>> Begin Provided records

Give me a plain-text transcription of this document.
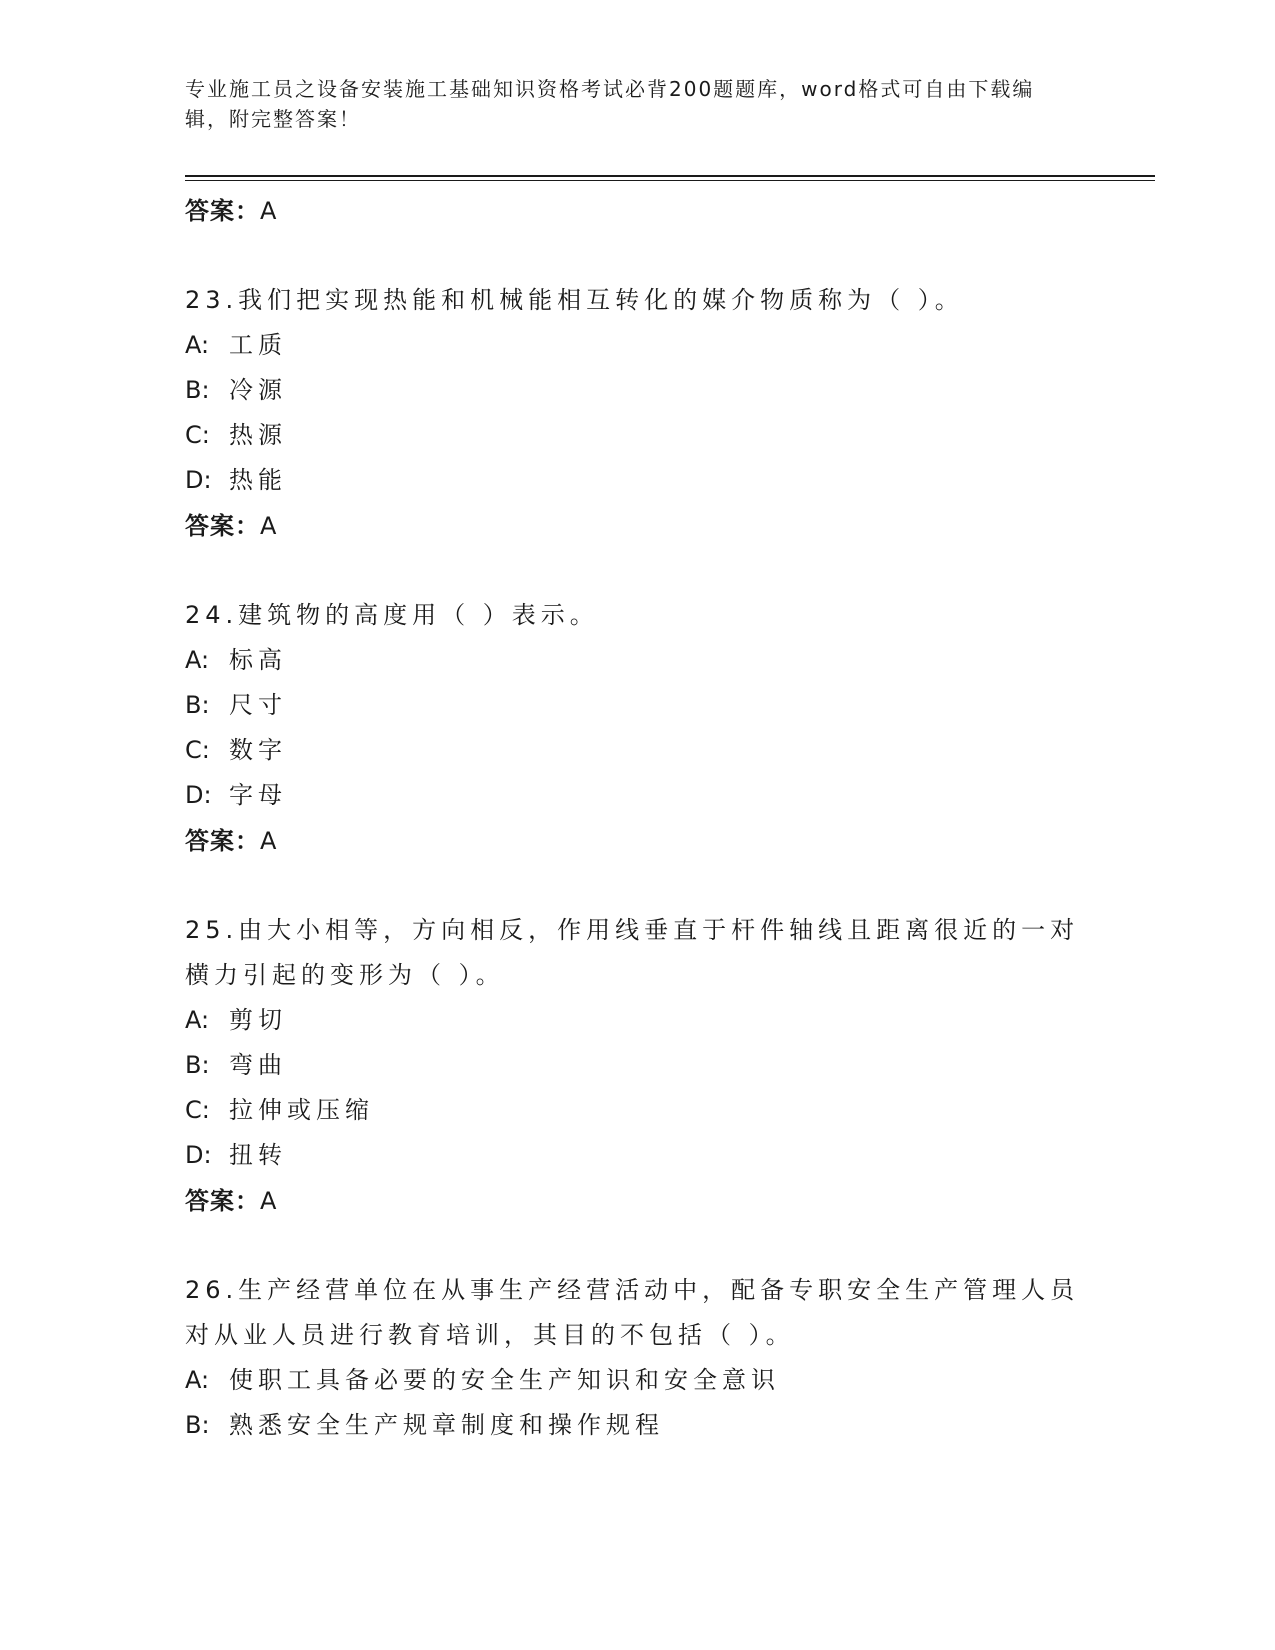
专业施工员之设备安装施工基础知识资格考试必背200题题库，word格式可自由下载编辑，附完整答案！
答案：A
23.我们把实现热能和机械能相互转化的媒介物质称为（ ）。
A: 工质
B: 冷源
C: 热源
D: 热能
答案：A
24.建筑物的高度用（ ）表示。
A: 标高
B: 尺寸
C: 数字
D: 字母
答案：A
25.由大小相等，方向相反，作用线垂直于杆件轴线且距离很近的一对横力引起的变形为（ ）。
A: 剪切
B: 弯曲
C: 拉伸或压缩
D: 扭转
答案：A
26.生产经营单位在从事生产经营活动中，配备专职安全生产管理人员对从业人员进行教育培训，其目的不包括（ ）。
A: 使职工具备必要的安全生产知识和安全意识
B: 熟悉安全生产规章制度和操作规程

>> End Provided records

Exercise task
Reproduce each record from above exactly; pictures do not belong in the copy.

Correct answer
Give me a plain-text transcription of this document.
专业施工员之设备安装施工基础知识资格考试必背200题题库，word格式可自由下载编辑，附完整答案！
答案：A
23.我们把实现热能和机械能相互转化的媒介物质称为（ ）。
A: 工质
B: 冷源
C: 热源
D: 热能
答案：A
24.建筑物的高度用（ ）表示。
A: 标高
B: 尺寸
C: 数字
D: 字母
答案：A
25.由大小相等，方向相反，作用线垂直于杆件轴线且距离很近的一对横力引起的变形为（ ）。
A: 剪切
B: 弯曲
C: 拉伸或压缩
D: 扭转
答案：A
26.生产经营单位在从事生产经营活动中，配备专职安全生产管理人员对从业人员进行教育培训，其目的不包括（ ）。
A: 使职工具备必要的安全生产知识和安全意识
B: 熟悉安全生产规章制度和操作规程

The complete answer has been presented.